= TO DO =
Give the data again, word for word.
----------
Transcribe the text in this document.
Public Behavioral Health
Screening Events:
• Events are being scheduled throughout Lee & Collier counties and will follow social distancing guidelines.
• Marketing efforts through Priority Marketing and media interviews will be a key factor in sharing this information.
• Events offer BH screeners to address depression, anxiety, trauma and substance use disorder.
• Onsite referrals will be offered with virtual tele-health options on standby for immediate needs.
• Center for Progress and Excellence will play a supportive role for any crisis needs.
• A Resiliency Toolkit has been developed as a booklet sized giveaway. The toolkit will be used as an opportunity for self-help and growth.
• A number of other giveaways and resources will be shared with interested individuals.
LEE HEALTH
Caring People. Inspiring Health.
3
----------
= SOLUTION TO THE PROBLEM =
Transcribe the text in this document.
Public Behavioral Health
Screening Events:
• Events are being scheduled throughout Lee & Collier counties and will follow social distancing guidelines.
• Marketing efforts through Priority Marketing and media interviews will be a key factor in sharing this information.
• Events offer BH screeners to address depression, anxiety, trauma and substance use disorder.
• Onsite referrals will be offered with virtual tele-health options on standby for immediate needs.
• Center for Progress and Excellence will play a supportive role for any crisis needs.
• A Resiliency Toolkit has been developed as a booklet sized giveaway. The toolkit will be used as an opportunity for self-help and growth.
• A number of other giveaways and resources will be shared with interested individuals.
LEE HEALTH
Caring People. Inspiring Health.
3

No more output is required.